What is required: Find and copy every line in the records that includes the string "जनपद".

################

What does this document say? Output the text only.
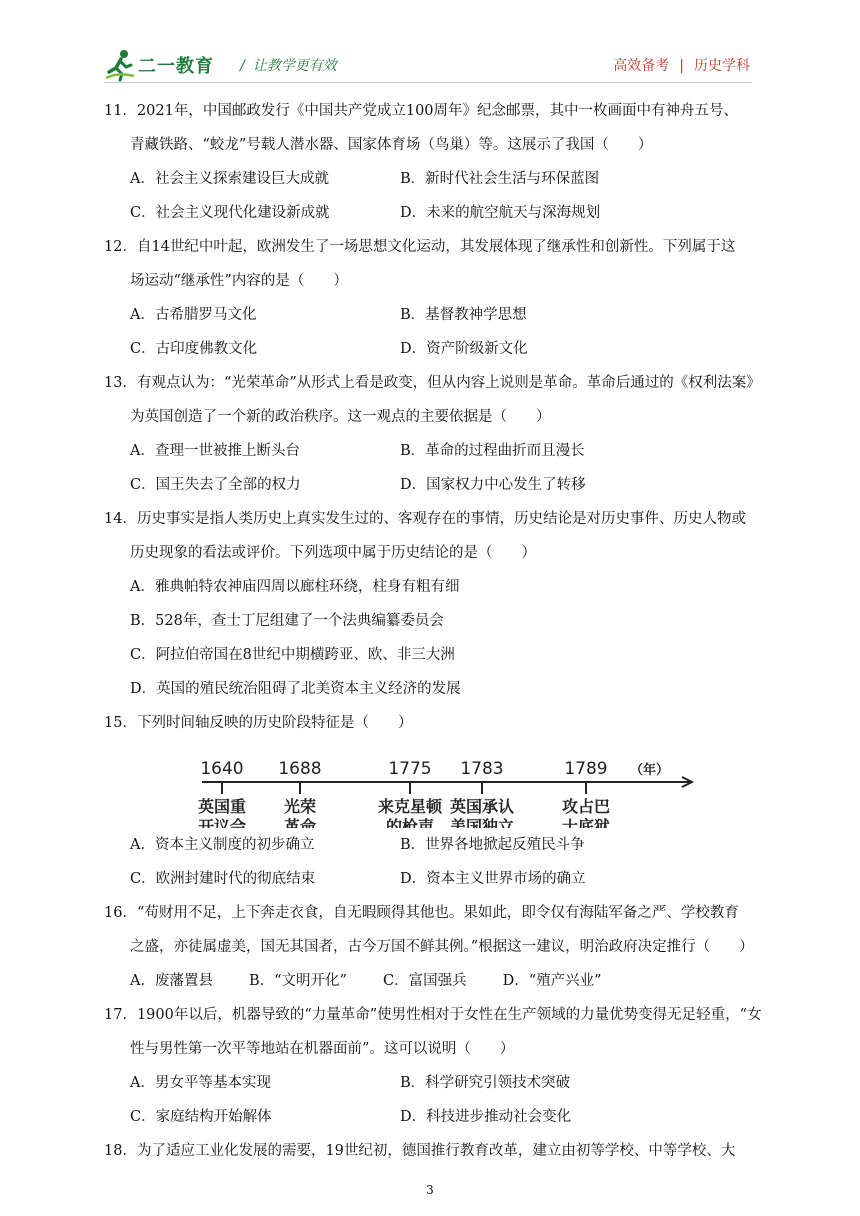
二一教育 / 让教学更有效	高效备考 | 历史学科
11．2021年，中国邮政发行《中国共产党成立100周年》纪念邮票，其中一枚画面中有神舟五号、
青藏铁路、“蛟龙”号载人潜水器、国家体育场（鸟巢）等。这展示了我国（　　）
A．社会主义探索建设巨大成就	B．新时代社会生活与环保蓝图
C．社会主义现代化建设新成就	D．未来的航空航天与深海规划
12．自14世纪中叶起，欧洲发生了一场思想文化运动，其发展体现了继承性和创新性。下列属于这
场运动“继承性”内容的是（　　）
A．古希腊罗马文化	B．基督教神学思想
C．古印度佛教文化	D．资产阶级新文化
13．有观点认为：“光荣革命”从形式上看是政变，但从内容上说则是革命。革命后通过的《权利法案》
为英国创造了一个新的政治秩序。这一观点的主要依据是（　　）
A．查理一世被推上断头台	B．革命的过程曲折而且漫长
C．国王失去了全部的权力	D．国家权力中心发生了转移
14．历史事实是指人类历史上真实发生过的、客观存在的事情，历史结论是对历史事件、历史人物或
历史现象的看法或评价。下列选项中属于历史结论的是（　　）
A．雅典帕特农神庙四周以廊柱环绕，柱身有粗有细
B．528年，查士丁尼组建了一个法典编纂委员会
C．阿拉伯帝国在8世纪中期横跨亚、欧、非三大洲
D．英国的殖民统治阻碍了北美资本主义经济的发展
15．下列时间轴反映的历史阶段特征是（　　）
（年）
1640
英国重
开议会
1688
光荣
革命
1775
来克星顿
的枪声
1783
英国承认
美国独立
1789
攻占巴
士底狱
A．资本主义制度的初步确立	B．世界各地掀起反殖民斗争
C．欧洲封建时代的彻底结束	D．资本主义世界市场的确立
16．“苟财用不足，上下奔走衣食，自无暇顾得其他也。果如此，即令仅有海陆军备之严、学校教育
之盛，亦徒属虚美，国无其国者，古今万国不鲜其例。”根据这一建议，明治政府决定推行（　　）
A．废藩置县 B．“文明开化” C．富国强兵 D．“殖产兴业”
17．1900年以后，机器导致的“力量革命”使男性相对于女性在生产领域的力量优势变得无足轻重，“女
性与男性第一次平等地站在机器面前”。这可以说明（　　）
A．男女平等基本实现	B．科学研究引领技术突破
C．家庭结构开始解体	D．科技进步推动社会变化
18．为了适应工业化发展的需要，19世纪初，德国推行教育改革，建立由初等学校、中等学校、大
3
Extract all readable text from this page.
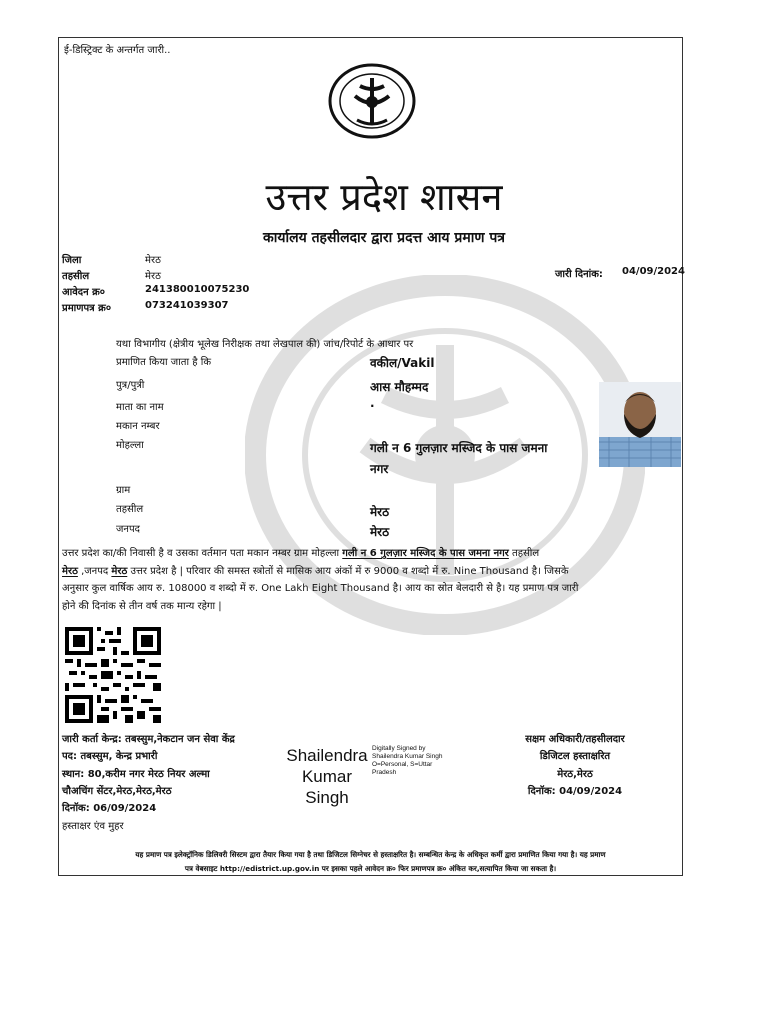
ई-डिस्ट्रिक्ट के अन्तर्गत जारी..
उत्तर प्रदेश शासन
कार्यालय तहसीलदार द्वारा प्रदत्त आय प्रमाण पत्र
जिला	मेरठ
तहसील	मेरठ
आवेदन क्र०	241380010075230
प्रमाणपत्र क्र०	073241039307
जारी दिनांक: 04/09/2024
यथा विभागीय (क्षेत्रीय भूलेख निरीक्षक तथा लेखपाल की) जांच/रिपोर्ट के आधार पर
प्रमाणित किया जाता है कि	वकील/Vakil
पुत्र/पुत्री	आस मौहम्मद
माता का नाम	.
मकान नम्बर
मोहल्ला	गली न 6 गुलज़ार मस्जिद के पास जमना
नगर
ग्राम
तहसील	मेरठ
जनपद	मेरठ
उत्तर प्रदेश का/की निवासी है व उसका वर्तमान पता मकान नम्बर ग्राम मोहल्ला गली न 6 गुलज़ार मस्जिद के पास जमना नगर तहसील
मेरठ ,जनपद मेरठ उत्तर प्रदेश है | परिवार की समस्त स्त्रोतों से मासिक आय अंकों में रु 9000 व शब्दो में रु. Nine Thousand है। जिसके
अनुसार कुल वार्षिक आय रु. 108000 व शब्दो में रु. One Lakh Eight Thousand है। आय का स्रोत बेलदारी से है। यह प्रमाण पत्र जारी
होने की दिनांक से तीन वर्ष तक मान्य रहेगा |
जारी कर्ता केन्द्र: तबस्सुम,नेकटान जन सेवा केंद्र
पद: तबस्सुम, केन्द्र प्रभारी
स्थान: 80,करीम नगर मेरठ नियर अल्मा
चौअचिंग सेंटर,मेरठ,मेरठ,मेरठ
दिनॉक: 06/09/2024
हस्ताक्षर एंव मुहर
Shailendra
Kumar
Singh
Digitally Signed by
Shailendra Kumar Singh
O=Personal, S=Uttar
Pradesh
सक्षम अधिकारी/तहसीलदार
डिजिटल हस्ताक्षरित
मेरठ,मेरठ
दिनॉक: 04/09/2024
यह प्रमाण पत्र इलेक्ट्रॉनिक डिलिवरी सिस्टम द्वारा तैयार किया गया है तथा डिजिटल सिग्नेचर से हस्ताक्षरित है। सम्बन्धित केन्द्र के अधिकृत कर्मी द्वारा प्रमाणित किया गया है। यह प्रमाण
पत्र वेबसाइट http://edistrict.up.gov.in पर इसका पहले आवेदन क्र० फिर प्रमाणपत्र क्र० अंकित कर,सत्यापित किया जा सकता है।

################

Answer:
जनपद	मेरठ
मेरठ ,जनपद मेरठ उत्तर प्रदेश है | परिवार की समस्त स्त्रोतों से मासिक आय अंकों में रु 9000 व शब्दो में रु. Nine Thousand है। जिसके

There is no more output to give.